WORK TO COMPLETE — Nothing may be dropped or altered: reproduce all the data.

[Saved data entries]
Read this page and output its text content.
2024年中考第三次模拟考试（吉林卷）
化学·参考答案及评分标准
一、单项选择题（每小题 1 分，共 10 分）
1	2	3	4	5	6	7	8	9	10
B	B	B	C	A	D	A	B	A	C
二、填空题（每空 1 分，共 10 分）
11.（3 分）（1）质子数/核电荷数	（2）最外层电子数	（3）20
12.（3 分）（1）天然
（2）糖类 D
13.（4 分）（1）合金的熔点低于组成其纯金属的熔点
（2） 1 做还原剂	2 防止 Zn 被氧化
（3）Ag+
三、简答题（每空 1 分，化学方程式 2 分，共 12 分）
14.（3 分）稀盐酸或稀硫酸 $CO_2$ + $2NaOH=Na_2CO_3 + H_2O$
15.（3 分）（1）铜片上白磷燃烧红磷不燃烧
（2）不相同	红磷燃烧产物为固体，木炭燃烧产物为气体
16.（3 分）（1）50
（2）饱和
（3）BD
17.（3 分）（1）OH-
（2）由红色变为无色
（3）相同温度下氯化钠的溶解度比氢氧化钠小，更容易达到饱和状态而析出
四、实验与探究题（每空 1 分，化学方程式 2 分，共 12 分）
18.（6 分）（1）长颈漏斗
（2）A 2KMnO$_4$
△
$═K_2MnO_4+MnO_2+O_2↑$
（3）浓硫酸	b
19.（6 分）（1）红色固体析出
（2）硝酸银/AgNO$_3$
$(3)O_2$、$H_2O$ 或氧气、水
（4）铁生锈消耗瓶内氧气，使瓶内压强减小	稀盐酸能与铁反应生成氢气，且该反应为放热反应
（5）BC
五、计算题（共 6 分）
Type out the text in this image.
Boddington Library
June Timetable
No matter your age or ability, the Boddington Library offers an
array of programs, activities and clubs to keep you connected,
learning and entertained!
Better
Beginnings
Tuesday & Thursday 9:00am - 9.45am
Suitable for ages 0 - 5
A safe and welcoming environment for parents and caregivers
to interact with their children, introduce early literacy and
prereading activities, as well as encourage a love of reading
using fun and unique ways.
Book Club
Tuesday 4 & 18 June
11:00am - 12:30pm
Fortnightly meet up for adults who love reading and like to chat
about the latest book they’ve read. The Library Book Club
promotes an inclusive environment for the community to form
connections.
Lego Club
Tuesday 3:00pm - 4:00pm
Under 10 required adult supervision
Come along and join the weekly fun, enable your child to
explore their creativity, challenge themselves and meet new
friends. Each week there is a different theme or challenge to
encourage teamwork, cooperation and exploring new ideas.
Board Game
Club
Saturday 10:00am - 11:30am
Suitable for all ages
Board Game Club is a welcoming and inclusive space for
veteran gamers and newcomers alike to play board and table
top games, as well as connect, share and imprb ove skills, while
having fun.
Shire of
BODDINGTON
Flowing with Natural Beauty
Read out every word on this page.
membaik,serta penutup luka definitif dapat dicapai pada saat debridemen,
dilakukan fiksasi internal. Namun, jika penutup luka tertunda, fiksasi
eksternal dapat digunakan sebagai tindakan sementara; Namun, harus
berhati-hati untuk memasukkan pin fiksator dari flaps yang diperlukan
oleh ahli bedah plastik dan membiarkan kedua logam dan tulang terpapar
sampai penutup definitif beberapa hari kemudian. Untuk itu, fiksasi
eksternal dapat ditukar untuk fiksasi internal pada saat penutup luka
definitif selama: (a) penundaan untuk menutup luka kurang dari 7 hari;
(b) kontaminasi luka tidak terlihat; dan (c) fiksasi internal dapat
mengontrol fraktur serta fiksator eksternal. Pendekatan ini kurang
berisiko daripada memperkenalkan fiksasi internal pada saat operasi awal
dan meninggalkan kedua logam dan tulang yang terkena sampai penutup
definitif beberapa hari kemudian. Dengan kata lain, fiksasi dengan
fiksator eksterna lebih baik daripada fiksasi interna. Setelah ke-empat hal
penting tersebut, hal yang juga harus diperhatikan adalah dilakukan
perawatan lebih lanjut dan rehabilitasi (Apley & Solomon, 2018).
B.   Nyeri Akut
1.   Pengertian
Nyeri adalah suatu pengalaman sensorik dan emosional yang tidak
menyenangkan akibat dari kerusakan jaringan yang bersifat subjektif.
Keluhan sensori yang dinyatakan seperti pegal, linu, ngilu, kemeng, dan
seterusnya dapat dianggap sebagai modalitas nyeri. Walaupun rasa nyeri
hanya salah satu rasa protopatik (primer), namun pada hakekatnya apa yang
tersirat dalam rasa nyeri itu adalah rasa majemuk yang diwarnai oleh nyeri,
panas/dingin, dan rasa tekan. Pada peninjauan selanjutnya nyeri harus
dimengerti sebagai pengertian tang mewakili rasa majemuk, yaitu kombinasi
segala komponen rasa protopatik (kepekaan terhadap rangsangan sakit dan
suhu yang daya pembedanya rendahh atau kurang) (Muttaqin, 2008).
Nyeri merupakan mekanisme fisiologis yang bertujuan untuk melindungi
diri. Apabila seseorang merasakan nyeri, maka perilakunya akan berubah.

WORKED ANSWER —
Read this page and output its text content.
2024年中考第三次模拟考试（吉林卷）
化学·参考答案及评分标准
一、单项选择题（每小题 1 分，共 10 分）
1	2	3	4	5	6	7	8	9	10
B	B	B	C	A	D	A	B	A	C
二、填空题（每空 1 分，共 10 分）
11.（3 分）（1）质子数/核电荷数	（2）最外层电子数	（3）20
12.（3 分）（1）天然
（2）糖类 D
13.（4 分）（1）合金的熔点低于组成其纯金属的熔点
（2） 1 做还原剂	2 防止 Zn 被氧化
（3）Ag+
三、简答题（每空 1 分，化学方程式 2 分，共 12 分）
14.（3 分）稀盐酸或稀硫酸 $CO_2$ + $2NaOH=Na_2CO_3 + H_2O$
15.（3 分）（1）铜片上白磷燃烧红磷不燃烧
（2）不相同	红磷燃烧产物为固体，木炭燃烧产物为气体
16.（3 分）（1）50
（2）饱和
（3）BD
17.（3 分）（1）OH-
（2）由红色变为无色
（3）相同温度下氯化钠的溶解度比氢氧化钠小，更容易达到饱和状态而析出
四、实验与探究题（每空 1 分，化学方程式 2 分，共 12 分）
18.（6 分）（1）长颈漏斗
（2）A 2KMnO$_4$
△
$═K_2MnO_4+MnO_2+O_2↑$
（3）浓硫酸	b
19.（6 分）（1）红色固体析出
（2）硝酸银/AgNO$_3$
$(3)O_2$、$H_2O$ 或氧气、水
（4）铁生锈消耗瓶内氧气，使瓶内压强减小	稀盐酸能与铁反应生成氢气，且该反应为放热反应
（5）BC
五、计算题（共 6 分）
Type out the text in this image.
Boddington Library
June Timetable
No matter your age or ability, the Boddington Library offers an
array of programs, activities and clubs to keep you connected,
learning and entertained!
Better
Beginnings
Tuesday & Thursday 9:00am - 9.45am
Suitable for ages 0 - 5
A safe and welcoming environment for parents and caregivers
to interact with their children, introduce early literacy and
prereading activities, as well as encourage a love of reading
using fun and unique ways.
Book Club
Tuesday 4 & 18 June
11:00am - 12:30pm
Fortnightly meet up for adults who love reading and like to chat
about the latest book they’ve read. The Library Book Club
promotes an inclusive environment for the community to form
connections.
Lego Club
Tuesday 3:00pm - 4:00pm
Under 10 required adult supervision
Come along and join the weekly fun, enable your child to
explore their creativity, challenge themselves and meet new
friends. Each week there is a different theme or challenge to
encourage teamwork, cooperation and exploring new ideas.
Board Game
Club
Saturday 10:00am - 11:30am
Suitable for all ages
Board Game Club is a welcoming and inclusive space for
veteran gamers and newcomers alike to play board and table
top games, as well as connect, share and imprb ove skills, while
having fun.
Shire of
BODDINGTON
Flowing with Natural Beauty
Read out every word on this page.
membaik,serta penutup luka definitif dapat dicapai pada saat debridemen,
dilakukan fiksasi internal. Namun, jika penutup luka tertunda, fiksasi
eksternal dapat digunakan sebagai tindakan sementara; Namun, harus
berhati-hati untuk memasukkan pin fiksator dari flaps yang diperlukan
oleh ahli bedah plastik dan membiarkan kedua logam dan tulang terpapar
sampai penutup definitif beberapa hari kemudian. Untuk itu, fiksasi
eksternal dapat ditukar untuk fiksasi internal pada saat penutup luka
definitif selama: (a) penundaan untuk menutup luka kurang dari 7 hari;
(b) kontaminasi luka tidak terlihat; dan (c) fiksasi internal dapat
mengontrol fraktur serta fiksator eksternal. Pendekatan ini kurang
berisiko daripada memperkenalkan fiksasi internal pada saat operasi awal
dan meninggalkan kedua logam dan tulang yang terkena sampai penutup
definitif beberapa hari kemudian. Dengan kata lain, fiksasi dengan
fiksator eksterna lebih baik daripada fiksasi interna. Setelah ke-empat hal
penting tersebut, hal yang juga harus diperhatikan adalah dilakukan
perawatan lebih lanjut dan rehabilitasi (Apley & Solomon, 2018).
B.   Nyeri Akut
1.   Pengertian
Nyeri adalah suatu pengalaman sensorik dan emosional yang tidak
menyenangkan akibat dari kerusakan jaringan yang bersifat subjektif.
Keluhan sensori yang dinyatakan seperti pegal, linu, ngilu, kemeng, dan
seterusnya dapat dianggap sebagai modalitas nyeri. Walaupun rasa nyeri
hanya salah satu rasa protopatik (primer), namun pada hakekatnya apa yang
tersirat dalam rasa nyeri itu adalah rasa majemuk yang diwarnai oleh nyeri,
panas/dingin, dan rasa tekan. Pada peninjauan selanjutnya nyeri harus
dimengerti sebagai pengertian tang mewakili rasa majemuk, yaitu kombinasi
segala komponen rasa protopatik (kepekaan terhadap rangsangan sakit dan
suhu yang daya pembedanya rendahh atau kurang) (Muttaqin, 2008).
Nyeri merupakan mekanisme fisiologis yang bertujuan untuk melindungi
diri. Apabila seseorang merasakan nyeri, maka perilakunya akan berubah.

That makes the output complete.